[Dataset entries]
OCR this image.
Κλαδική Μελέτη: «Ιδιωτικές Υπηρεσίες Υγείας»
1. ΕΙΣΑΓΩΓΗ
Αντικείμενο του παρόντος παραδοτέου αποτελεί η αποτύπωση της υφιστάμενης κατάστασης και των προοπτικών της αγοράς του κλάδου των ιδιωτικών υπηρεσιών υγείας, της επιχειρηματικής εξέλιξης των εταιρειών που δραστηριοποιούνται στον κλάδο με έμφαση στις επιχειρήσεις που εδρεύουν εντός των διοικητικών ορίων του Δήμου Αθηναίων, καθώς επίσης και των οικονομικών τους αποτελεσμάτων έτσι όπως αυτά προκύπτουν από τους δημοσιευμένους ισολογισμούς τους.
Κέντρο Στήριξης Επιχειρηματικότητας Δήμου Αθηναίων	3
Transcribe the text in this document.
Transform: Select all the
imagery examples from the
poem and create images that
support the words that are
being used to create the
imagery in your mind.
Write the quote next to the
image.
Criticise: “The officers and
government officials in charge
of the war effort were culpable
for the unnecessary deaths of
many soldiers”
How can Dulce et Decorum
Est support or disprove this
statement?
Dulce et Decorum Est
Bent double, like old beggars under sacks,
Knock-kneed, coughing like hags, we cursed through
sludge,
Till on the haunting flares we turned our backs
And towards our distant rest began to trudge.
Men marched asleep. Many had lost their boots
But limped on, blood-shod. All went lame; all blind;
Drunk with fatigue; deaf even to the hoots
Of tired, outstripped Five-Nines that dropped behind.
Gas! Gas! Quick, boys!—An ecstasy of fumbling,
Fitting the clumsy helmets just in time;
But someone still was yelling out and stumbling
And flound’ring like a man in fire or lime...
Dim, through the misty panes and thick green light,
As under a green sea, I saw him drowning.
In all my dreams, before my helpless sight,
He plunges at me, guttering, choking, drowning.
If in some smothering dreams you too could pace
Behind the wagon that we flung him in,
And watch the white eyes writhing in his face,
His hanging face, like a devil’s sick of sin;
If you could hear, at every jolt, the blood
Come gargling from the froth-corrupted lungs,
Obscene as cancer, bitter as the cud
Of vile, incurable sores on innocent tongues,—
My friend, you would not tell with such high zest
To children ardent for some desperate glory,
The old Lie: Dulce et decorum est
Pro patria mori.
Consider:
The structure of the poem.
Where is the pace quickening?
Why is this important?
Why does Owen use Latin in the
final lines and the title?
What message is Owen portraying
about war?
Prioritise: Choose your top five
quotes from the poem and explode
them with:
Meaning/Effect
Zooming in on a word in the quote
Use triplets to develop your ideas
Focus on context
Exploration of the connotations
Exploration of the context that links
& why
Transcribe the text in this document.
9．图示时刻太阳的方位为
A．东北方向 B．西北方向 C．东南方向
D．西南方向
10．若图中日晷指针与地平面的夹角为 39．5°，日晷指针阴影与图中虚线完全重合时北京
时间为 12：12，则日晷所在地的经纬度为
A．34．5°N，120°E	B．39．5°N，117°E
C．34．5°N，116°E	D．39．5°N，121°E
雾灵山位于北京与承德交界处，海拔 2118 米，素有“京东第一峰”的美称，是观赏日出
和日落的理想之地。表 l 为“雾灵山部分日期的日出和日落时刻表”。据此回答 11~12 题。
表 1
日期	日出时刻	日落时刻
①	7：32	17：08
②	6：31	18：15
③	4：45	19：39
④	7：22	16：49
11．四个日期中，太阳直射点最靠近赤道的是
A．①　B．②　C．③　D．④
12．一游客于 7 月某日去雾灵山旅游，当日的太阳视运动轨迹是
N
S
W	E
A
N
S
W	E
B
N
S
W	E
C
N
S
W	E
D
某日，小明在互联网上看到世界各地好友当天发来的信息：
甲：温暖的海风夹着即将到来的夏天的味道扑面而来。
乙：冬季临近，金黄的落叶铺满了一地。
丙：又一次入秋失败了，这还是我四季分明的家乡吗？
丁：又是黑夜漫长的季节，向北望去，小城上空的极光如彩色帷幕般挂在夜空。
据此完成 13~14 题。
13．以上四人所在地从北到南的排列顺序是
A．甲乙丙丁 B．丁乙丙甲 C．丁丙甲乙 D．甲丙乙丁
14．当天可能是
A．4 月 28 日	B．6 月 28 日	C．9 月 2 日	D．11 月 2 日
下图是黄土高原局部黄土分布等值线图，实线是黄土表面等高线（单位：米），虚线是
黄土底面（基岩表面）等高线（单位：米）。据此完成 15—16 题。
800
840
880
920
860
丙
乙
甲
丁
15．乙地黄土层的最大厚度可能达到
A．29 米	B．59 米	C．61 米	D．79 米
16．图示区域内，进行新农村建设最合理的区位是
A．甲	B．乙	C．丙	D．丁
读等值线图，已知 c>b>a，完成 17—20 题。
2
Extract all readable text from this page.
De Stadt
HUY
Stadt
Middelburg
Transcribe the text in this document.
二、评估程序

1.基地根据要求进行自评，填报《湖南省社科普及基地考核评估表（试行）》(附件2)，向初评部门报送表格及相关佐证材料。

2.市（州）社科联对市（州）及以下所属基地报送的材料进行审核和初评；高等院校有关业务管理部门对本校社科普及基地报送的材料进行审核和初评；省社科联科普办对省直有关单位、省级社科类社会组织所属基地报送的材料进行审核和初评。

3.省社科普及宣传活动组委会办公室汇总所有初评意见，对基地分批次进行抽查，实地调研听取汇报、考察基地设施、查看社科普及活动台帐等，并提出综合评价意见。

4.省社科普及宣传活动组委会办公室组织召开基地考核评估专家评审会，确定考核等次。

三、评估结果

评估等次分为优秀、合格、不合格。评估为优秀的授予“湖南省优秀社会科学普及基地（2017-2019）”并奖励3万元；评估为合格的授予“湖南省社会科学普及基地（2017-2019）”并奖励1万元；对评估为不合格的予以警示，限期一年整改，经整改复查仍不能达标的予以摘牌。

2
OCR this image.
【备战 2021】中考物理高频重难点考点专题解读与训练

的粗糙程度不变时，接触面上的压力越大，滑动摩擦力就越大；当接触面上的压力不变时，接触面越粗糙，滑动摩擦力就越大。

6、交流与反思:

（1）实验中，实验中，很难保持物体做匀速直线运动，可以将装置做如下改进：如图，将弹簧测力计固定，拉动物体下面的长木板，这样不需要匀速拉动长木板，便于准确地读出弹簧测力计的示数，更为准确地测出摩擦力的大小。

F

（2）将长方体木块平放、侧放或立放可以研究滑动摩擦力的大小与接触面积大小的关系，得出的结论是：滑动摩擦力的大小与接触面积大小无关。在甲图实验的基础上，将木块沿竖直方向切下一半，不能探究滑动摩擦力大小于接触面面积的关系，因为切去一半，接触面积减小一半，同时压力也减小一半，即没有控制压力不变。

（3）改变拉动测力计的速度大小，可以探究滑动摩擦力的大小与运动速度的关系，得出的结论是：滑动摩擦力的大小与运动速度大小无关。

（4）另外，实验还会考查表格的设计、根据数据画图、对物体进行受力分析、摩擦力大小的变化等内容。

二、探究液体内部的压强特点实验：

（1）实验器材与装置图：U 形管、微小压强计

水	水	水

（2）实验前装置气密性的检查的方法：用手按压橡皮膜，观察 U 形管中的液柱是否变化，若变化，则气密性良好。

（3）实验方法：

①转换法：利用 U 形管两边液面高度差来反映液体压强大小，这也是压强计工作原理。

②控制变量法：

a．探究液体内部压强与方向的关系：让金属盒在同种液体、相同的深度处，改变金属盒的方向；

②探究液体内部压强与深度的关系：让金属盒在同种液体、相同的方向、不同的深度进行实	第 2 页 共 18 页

**Exercise prompt:**
Sift through the entries and copy every line with "Δήμου".

**Exercise answer:**
Αντικείμενο του παρόντος παραδοτέου αποτελεί η αποτύπωση της υφιστάμενης κατάστασης και των προοπτικών της αγοράς του κλάδου των ιδιωτικών υπηρεσιών υγείας, της επιχειρηματικής εξέλιξης των εταιρειών που δραστηριοποιούνται στον κλάδο με έμφαση στις επιχειρήσεις που εδρεύουν εντός των διοικητικών ορίων του Δήμου Αθηναίων, καθώς επίσης και των οικονομικών τους αποτελεσμάτων έτσι όπως αυτά προκύπτουν από τους δημοσιευμένους ισολογισμούς τους.
Κέντρο Στήριξης Επιχειρηματικότητας Δήμου Αθηναίων	3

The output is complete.